Data records
— START —

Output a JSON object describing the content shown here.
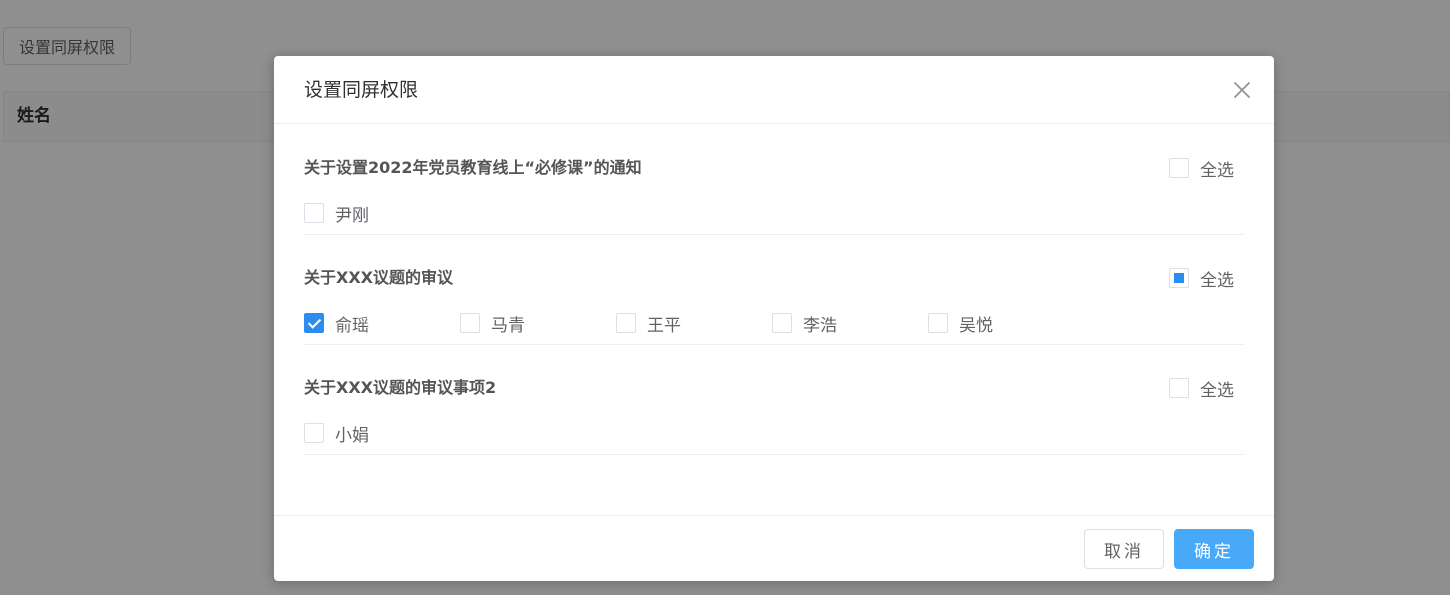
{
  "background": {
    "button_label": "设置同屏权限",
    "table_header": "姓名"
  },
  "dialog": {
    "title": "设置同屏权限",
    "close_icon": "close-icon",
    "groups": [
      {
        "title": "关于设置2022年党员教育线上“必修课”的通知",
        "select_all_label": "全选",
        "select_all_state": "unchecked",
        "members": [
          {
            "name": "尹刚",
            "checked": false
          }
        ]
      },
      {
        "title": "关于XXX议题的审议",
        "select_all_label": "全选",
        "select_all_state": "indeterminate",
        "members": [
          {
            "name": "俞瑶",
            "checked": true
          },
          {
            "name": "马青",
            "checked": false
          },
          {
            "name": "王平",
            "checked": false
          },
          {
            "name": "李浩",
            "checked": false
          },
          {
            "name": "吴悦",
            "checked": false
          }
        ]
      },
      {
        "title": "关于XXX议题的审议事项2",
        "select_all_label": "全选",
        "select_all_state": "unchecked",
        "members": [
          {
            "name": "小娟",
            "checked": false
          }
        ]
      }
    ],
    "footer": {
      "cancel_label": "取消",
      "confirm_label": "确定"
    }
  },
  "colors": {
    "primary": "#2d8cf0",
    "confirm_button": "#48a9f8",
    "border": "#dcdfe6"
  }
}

— END —

> Task brief
Repeat the material above word for word, please, apart from its images.

> The response
Output a JSON object describing the content shown here.
{
  "background": {
    "button_label": "设置同屏权限",
    "table_header": "姓名"
  },
  "dialog": {
    "title": "设置同屏权限",
    "close_icon": "close-icon",
    "groups": [
      {
        "title": "关于设置2022年党员教育线上“必修课”的通知",
        "select_all_label": "全选",
        "select_all_state": "unchecked",
        "members": [
          {
            "name": "尹刚",
            "checked": false
          }
        ]
      },
      {
        "title": "关于XXX议题的审议",
        "select_all_label": "全选",
        "select_all_state": "indeterminate",
        "members": [
          {
            "name": "俞瑶",
            "checked": true
          },
          {
            "name": "马青",
            "checked": false
          },
          {
            "name": "王平",
            "checked": false
          },
          {
            "name": "李浩",
            "checked": false
          },
          {
            "name": "吴悦",
            "checked": false
          }
        ]
      },
      {
        "title": "关于XXX议题的审议事项2",
        "select_all_label": "全选",
        "select_all_state": "unchecked",
        "members": [
          {
            "name": "小娟",
            "checked": false
          }
        ]
      }
    ],
    "footer": {
      "cancel_label": "取消",
      "confirm_label": "确定"
    }
  },
  "colors": {
    "primary": "#2d8cf0",
    "confirm_button": "#48a9f8",
    "border": "#dcdfe6"
  }
}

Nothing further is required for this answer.